Data extracted from a collection:
+ + +
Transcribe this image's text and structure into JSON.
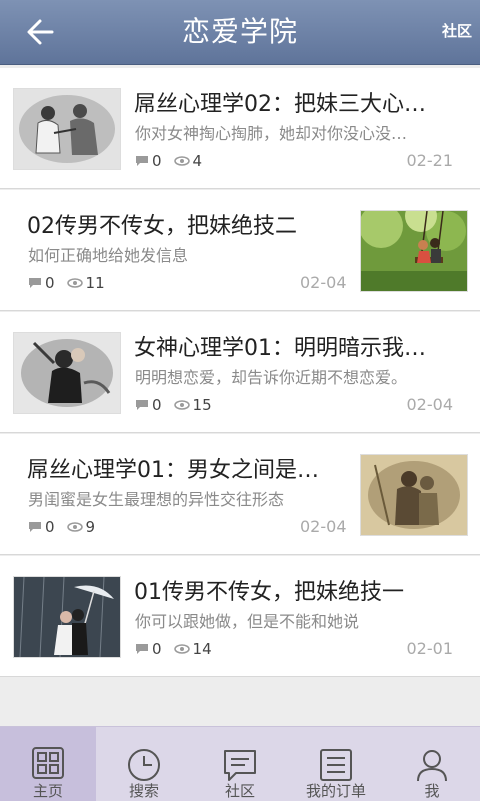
{
  "header": {
    "title": "恋爱学院",
    "right_link": "社区",
    "back_icon": "arrow-left-icon"
  },
  "articles": [
    {
      "title": "屌丝心理学02：把妹三大心…",
      "summary": "你对女神掏心掏肺，她却对你没心没…",
      "comments": "0",
      "views": "4",
      "date": "02-21",
      "thumb_side": "left",
      "image": "sketch-couple-photo"
    },
    {
      "title": "02传男不传女，把妹绝技二",
      "summary": "如何正确地给她发信息",
      "comments": "0",
      "views": "11",
      "date": "02-04",
      "thumb_side": "right",
      "image": "swing-couple-photo"
    },
    {
      "title": "女神心理学01：明明暗示我…",
      "summary": "明明想恋爱，却告诉你近期不想恋爱。",
      "comments": "0",
      "views": "15",
      "date": "02-04",
      "thumb_side": "left",
      "image": "bw-couple-photo"
    },
    {
      "title": "屌丝心理学01：男女之间是…",
      "summary": "男闺蜜是女生最理想的异性交往形态",
      "comments": "0",
      "views": "9",
      "date": "02-04",
      "thumb_side": "right",
      "image": "sepia-couple-photo"
    },
    {
      "title": "01传男不传女，把妹绝技一",
      "summary": "你可以跟她做，但是不能和她说",
      "comments": "0",
      "views": "14",
      "date": "02-01",
      "thumb_side": "left",
      "image": "umbrella-rain-photo"
    }
  ],
  "tabs": [
    {
      "label": "主页",
      "icon": "grid-home-icon",
      "active": true
    },
    {
      "label": "搜索",
      "icon": "clock-icon",
      "active": false
    },
    {
      "label": "社区",
      "icon": "chat-bubble-icon",
      "active": false
    },
    {
      "label": "我的订单",
      "icon": "list-order-icon",
      "active": false
    },
    {
      "label": "我",
      "icon": "person-icon",
      "active": false
    }
  ],
  "colors": {
    "header_bg": "#6a7fa5",
    "tabbar_bg": "#dcd7e8",
    "text_primary": "#222222",
    "text_secondary": "#8a8a8a",
    "date": "#aaaaaa"
  }
}
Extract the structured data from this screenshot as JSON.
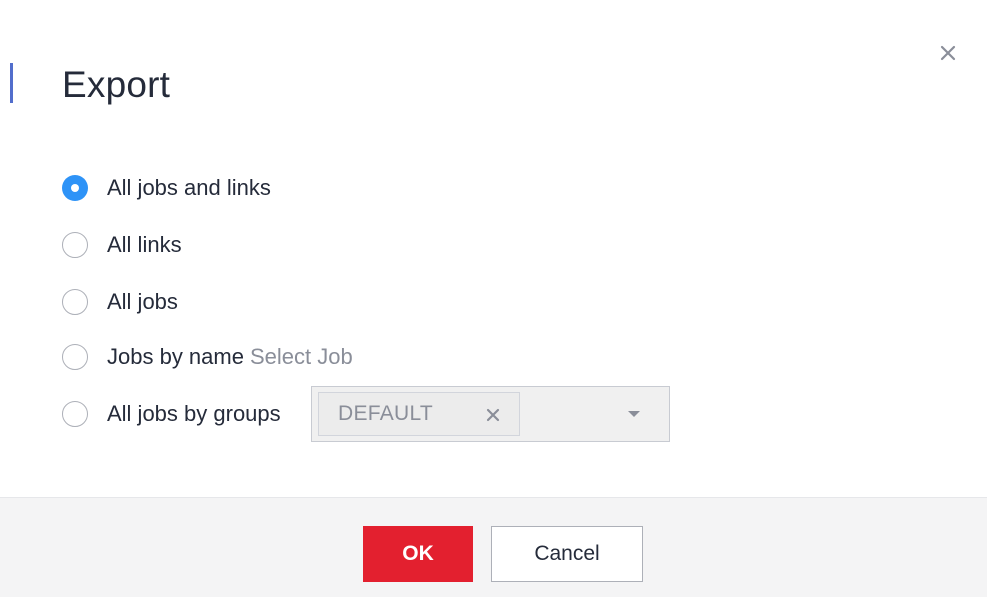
{
  "dialog": {
    "title": "Export",
    "close_icon": "close-icon"
  },
  "options": [
    {
      "label": "All jobs and links",
      "checked": true
    },
    {
      "label": "All links",
      "checked": false
    },
    {
      "label": "All jobs",
      "checked": false
    },
    {
      "label": "Jobs by name",
      "checked": false,
      "inline_link": "Select Job"
    },
    {
      "label": "All jobs by groups",
      "checked": false
    }
  ],
  "group_select": {
    "selected_tags": [
      "DEFAULT"
    ],
    "tag_remove_icon": "close-icon",
    "caret_icon": "caret-down-icon"
  },
  "footer": {
    "ok_label": "OK",
    "cancel_label": "Cancel"
  },
  "colors": {
    "accent": "#526ecc",
    "radio_checked": "#2e93f7",
    "ok_button": "#e3202f",
    "footer_bg": "#f4f4f5"
  }
}
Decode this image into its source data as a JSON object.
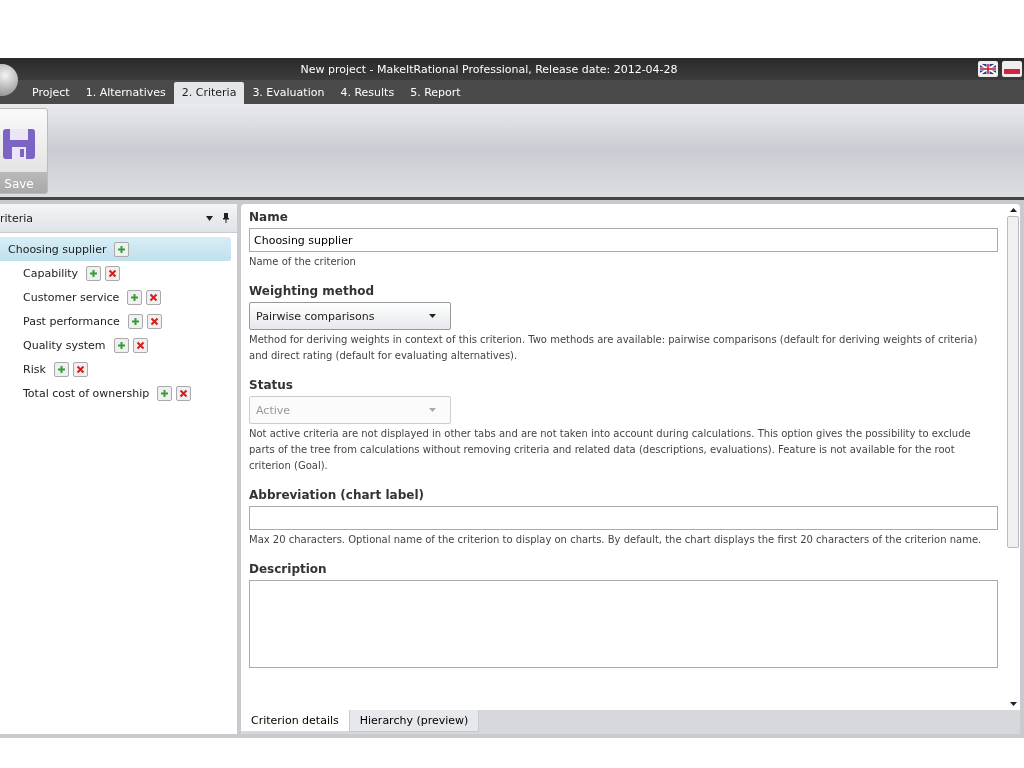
{
  "window": {
    "title": "New project - MakeItRational Professional, Release date: 2012-04-28"
  },
  "tabs": [
    {
      "label": "Project",
      "selected": false
    },
    {
      "label": "1. Alternatives",
      "selected": false
    },
    {
      "label": "2. Criteria",
      "selected": true
    },
    {
      "label": "3. Evaluation",
      "selected": false
    },
    {
      "label": "4. Results",
      "selected": false
    },
    {
      "label": "5. Report",
      "selected": false
    }
  ],
  "toolbar": {
    "save_label": "Save"
  },
  "criteria_panel": {
    "title": "riteria",
    "tree": [
      {
        "label": "Choosing supplier",
        "selected": true,
        "removable": false,
        "children": [
          {
            "label": "Capability",
            "selected": false,
            "removable": true
          },
          {
            "label": "Customer service",
            "selected": false,
            "removable": true
          },
          {
            "label": "Past performance",
            "selected": false,
            "removable": true
          },
          {
            "label": "Quality system",
            "selected": false,
            "removable": true
          },
          {
            "label": "Risk",
            "selected": false,
            "removable": true
          },
          {
            "label": "Total cost of ownership",
            "selected": false,
            "removable": true
          }
        ]
      }
    ]
  },
  "details": {
    "fields": [
      {
        "kind": "text",
        "label": "Name",
        "value": "Choosing supplier",
        "help": "Name of the criterion"
      },
      {
        "kind": "dropdown",
        "label": "Weighting method",
        "value": "Pairwise comparisons",
        "disabled": false,
        "help": "Method for deriving weights in context of this criterion. Two methods are available: pairwise comparisons (default for deriving weights of criteria) and direct rating (default for evaluating alternatives)."
      },
      {
        "kind": "dropdown",
        "label": "Status",
        "value": "Active",
        "disabled": true,
        "help": "Not active criteria are not displayed in other tabs and are not taken into account during calculations. This option gives the possibility to exclude parts of the tree from calculations without removing criteria and related data (descriptions, evaluations). Feature is not available for the root criterion (Goal)."
      },
      {
        "kind": "text",
        "label": "Abbreviation (chart label)",
        "help": "Max 20 characters. Optional name of the criterion to display on charts. By default, the chart displays the first 20 characters of the criterion name."
      },
      {
        "kind": "textarea",
        "label": "Description"
      }
    ],
    "bottom_tabs": [
      {
        "label": "Criterion details",
        "selected": true
      },
      {
        "label": "Hierarchy (preview)",
        "selected": false
      }
    ]
  }
}
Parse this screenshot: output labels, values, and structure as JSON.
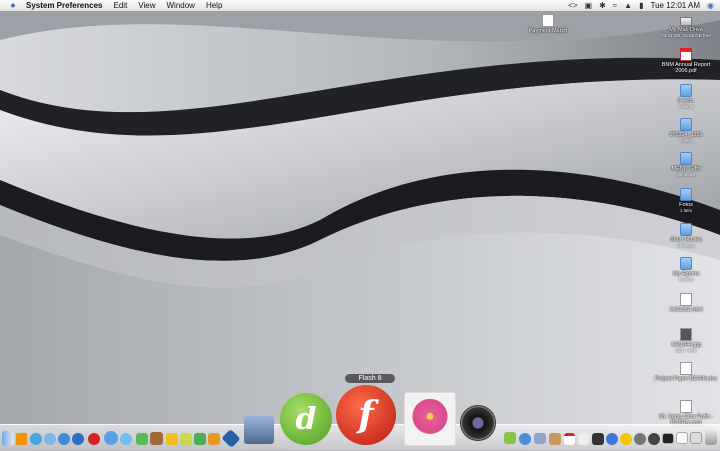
{
  "menubar": {
    "app_name": "System Preferences",
    "menus": [
      "Edit",
      "View",
      "Window",
      "Help"
    ],
    "clock": "Tue 12:01 AM"
  },
  "desktop_icons": [
    {
      "label": "Payment March",
      "sub": "",
      "kind": "doc"
    },
    {
      "label": "My Mac Drive",
      "sub": "74.41 GB, 15.55 GB free",
      "kind": "drive"
    },
    {
      "label": "BNM Annual Report 2006.pdf",
      "sub": "",
      "kind": "pdf"
    },
    {
      "label": "8 sem.",
      "sub": "9 items",
      "kind": "folder"
    },
    {
      "label": "070324_1151",
      "sub": "1 item",
      "kind": "folder"
    },
    {
      "label": "MENU Gifts",
      "sub": "28 items",
      "kind": "folder"
    },
    {
      "label": "Fotos",
      "sub": "1 item",
      "kind": "folder"
    },
    {
      "label": "Short Movies",
      "sub": "10 items",
      "kind": "folder"
    },
    {
      "label": "Irip Egama",
      "sub": "6 items",
      "kind": "folder"
    },
    {
      "label": "1421062.html",
      "sub": "",
      "kind": "doc"
    },
    {
      "label": "1421044.jpg",
      "sub": "180 × 4KB",
      "kind": "doc"
    },
    {
      "label": "Project Paper BEGIN.doc",
      "sub": "",
      "kind": "doc"
    },
    {
      "label": "06. Kamu Citra Putih - PUTRA.mp3",
      "sub": "",
      "kind": "doc"
    }
  ],
  "dock": {
    "hover_label": "Flash 8",
    "big_icons": [
      {
        "name": "dreamweaver",
        "letter": "d",
        "color": "#6ab82e"
      },
      {
        "name": "flash",
        "letter": "f",
        "color": "#d42b1e"
      }
    ]
  }
}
+ + +
=== The request ===
Repeat all of the records verbatim, leaving out the pictures.

=== Result below ===
Transcribe this image's text and structure into JSON.
{
  "header": {
    "title": "恋爱学院",
    "right_link": "社区",
    "back_icon": "arrow-left-icon"
  },
  "articles": [
    {
      "title": "屌丝心理学02：把妹三大心…",
      "summary": "你对女神掏心掏肺，她却对你没心没…",
      "comments": "0",
      "views": "4",
      "date": "02-21",
      "thumb_side": "left",
      "image": "sketch-couple-photo"
    },
    {
      "title": "02传男不传女，把妹绝技二",
      "summary": "如何正确地给她发信息",
      "comments": "0",
      "views": "11",
      "date": "02-04",
      "thumb_side": "right",
      "image": "swing-couple-photo"
    },
    {
      "title": "女神心理学01：明明暗示我…",
      "summary": "明明想恋爱，却告诉你近期不想恋爱。",
      "comments": "0",
      "views": "15",
      "date": "02-04",
      "thumb_side": "left",
      "image": "bw-couple-photo"
    },
    {
      "title": "屌丝心理学01：男女之间是…",
      "summary": "男闺蜜是女生最理想的异性交往形态",
      "comments": "0",
      "views": "9",
      "date": "02-04",
      "thumb_side": "right",
      "image": "sepia-couple-photo"
    },
    {
      "title": "01传男不传女，把妹绝技一",
      "summary": "你可以跟她做，但是不能和她说",
      "comments": "0",
      "views": "14",
      "date": "02-01",
      "thumb_side": "left",
      "image": "umbrella-rain-photo"
    }
  ],
  "tabs": [
    {
      "label": "主页",
      "icon": "grid-home-icon",
      "active": true
    },
    {
      "label": "搜索",
      "icon": "clock-icon",
      "active": false
    },
    {
      "label": "社区",
      "icon": "chat-bubble-icon",
      "active": false
    },
    {
      "label": "我的订单",
      "icon": "list-order-icon",
      "active": false
    },
    {
      "label": "我",
      "icon": "person-icon",
      "active": false
    }
  ],
  "colors": {
    "header_bg": "#6a7fa5",
    "tabbar_bg": "#dcd7e8",
    "text_primary": "#222222",
    "text_secondary": "#8a8a8a",
    "date": "#aaaaaa"
  }
}
Extract the structured data from this screenshot as JSON.
{
  "dialog": {
    "title": "Export",
    "close_icon": "close-icon"
  },
  "options": [
    {
      "label": "All jobs and links",
      "checked": true
    },
    {
      "label": "All links",
      "checked": false
    },
    {
      "label": "All jobs",
      "checked": false
    },
    {
      "label": "Jobs by name",
      "checked": false,
      "inline_link": "Select Job"
    },
    {
      "label": "All jobs by groups",
      "checked": false
    }
  ],
  "group_select": {
    "selected_tags": [
      "DEFAULT"
    ],
    "tag_remove_icon": "close-icon",
    "caret_icon": "caret-down-icon"
  },
  "footer": {
    "ok_label": "OK",
    "cancel_label": "Cancel"
  },
  "colors": {
    "accent": "#526ecc",
    "radio_checked": "#2e93f7",
    "ok_button": "#e3202f",
    "footer_bg": "#f4f4f5"
  }
}
Decode this image into its source data as a JSON object.
{
  "window": {
    "title": "New project - MakeItRational Professional, Release date: 2012-04-28"
  },
  "tabs": [
    {
      "label": "Project",
      "selected": false
    },
    {
      "label": "1. Alternatives",
      "selected": false
    },
    {
      "label": "2. Criteria",
      "selected": true
    },
    {
      "label": "3. Evaluation",
      "selected": false
    },
    {
      "label": "4. Results",
      "selected": false
    },
    {
      "label": "5. Report",
      "selected": false
    }
  ],
  "toolbar": {
    "save_label": "Save"
  },
  "criteria_panel": {
    "title": "riteria",
    "tree": [
      {
        "label": "Choosing supplier",
        "selected": true,
        "removable": false,
        "children": [
          {
            "label": "Capability",
            "selected": false,
            "removable": true
          },
          {
            "label": "Customer service",
            "selected": false,
            "removable": true
          },
          {
            "label": "Past performance",
            "selected": false,
            "removable": true
          },
          {
            "label": "Quality system",
            "selected": false,
            "removable": true
          },
          {
            "label": "Risk",
            "selected": false,
            "removable": true
          },
          {
            "label": "Total cost of ownership",
            "selected": false,
            "removable": true
          }
        ]
      }
    ]
  },
  "details": {
    "fields": [
      {
        "kind": "text",
        "label": "Name",
        "value": "Choosing supplier",
        "help": "Name of the criterion"
      },
      {
        "kind": "dropdown",
        "label": "Weighting method",
        "value": "Pairwise comparisons",
        "disabled": false,
        "help": "Method for deriving weights in context of this criterion. Two methods are available: pairwise comparisons (default for deriving weights of criteria) and direct rating (default for evaluating alternatives)."
      },
      {
        "kind": "dropdown",
        "label": "Status",
        "value": "Active",
        "disabled": true,
        "help": "Not active criteria are not displayed in other tabs and are not taken into account during calculations. This option gives the possibility to exclude parts of the tree from calculations without removing criteria and related data (descriptions, evaluations). Feature is not available for the root criterion (Goal)."
      },
      {
        "kind": "text",
        "label": "Abbreviation (chart label)",
        "help": "Max 20 characters. Optional name of the criterion to display on charts. By default, the chart displays the first 20 characters of the criterion name."
      },
      {
        "kind": "textarea",
        "label": "Description"
      }
    ],
    "bottom_tabs": [
      {
        "label": "Criterion details",
        "selected": true
      },
      {
        "label": "Hierarchy (preview)",
        "selected": false
      }
    ]
  }
}
Parse this screenshot: output labels, values, and structure as JSON.
{
  "menubar": {
    "app_name": "System Preferences",
    "menus": [
      "Edit",
      "View",
      "Window",
      "Help"
    ],
    "clock": "Tue 12:01 AM"
  },
  "desktop_icons": [
    {
      "label": "Payment March",
      "sub": "",
      "kind": "doc"
    },
    {
      "label": "My Mac Drive",
      "sub": "74.41 GB, 15.55 GB free",
      "kind": "drive"
    },
    {
      "label": "BNM Annual Report 2006.pdf",
      "sub": "",
      "kind": "pdf"
    },
    {
      "label": "8 sem.",
      "sub": "9 items",
      "kind": "folder"
    },
    {
      "label": "070324_1151",
      "sub": "1 item",
      "kind": "folder"
    },
    {
      "label": "MENU Gifts",
      "sub": "28 items",
      "kind": "folder"
    },
    {
      "label": "Fotos",
      "sub": "1 item",
      "kind": "folder"
    },
    {
      "label": "Short Movies",
      "sub": "10 items",
      "kind": "folder"
    },
    {
      "label": "Irip Egama",
      "sub": "6 items",
      "kind": "folder"
    },
    {
      "label": "1421062.html",
      "sub": "",
      "kind": "doc"
    },
    {
      "label": "1421044.jpg",
      "sub": "180 × 4KB",
      "kind": "doc"
    },
    {
      "label": "Project Paper BEGIN.doc",
      "sub": "",
      "kind": "doc"
    },
    {
      "label": "06. Kamu Citra Putih - PUTRA.mp3",
      "sub": "",
      "kind": "doc"
    }
  ],
  "dock": {
    "hover_label": "Flash 8",
    "big_icons": [
      {
        "name": "dreamweaver",
        "letter": "d",
        "color": "#6ab82e"
      },
      {
        "name": "flash",
        "letter": "f",
        "color": "#d42b1e"
      }
    ]
  }
}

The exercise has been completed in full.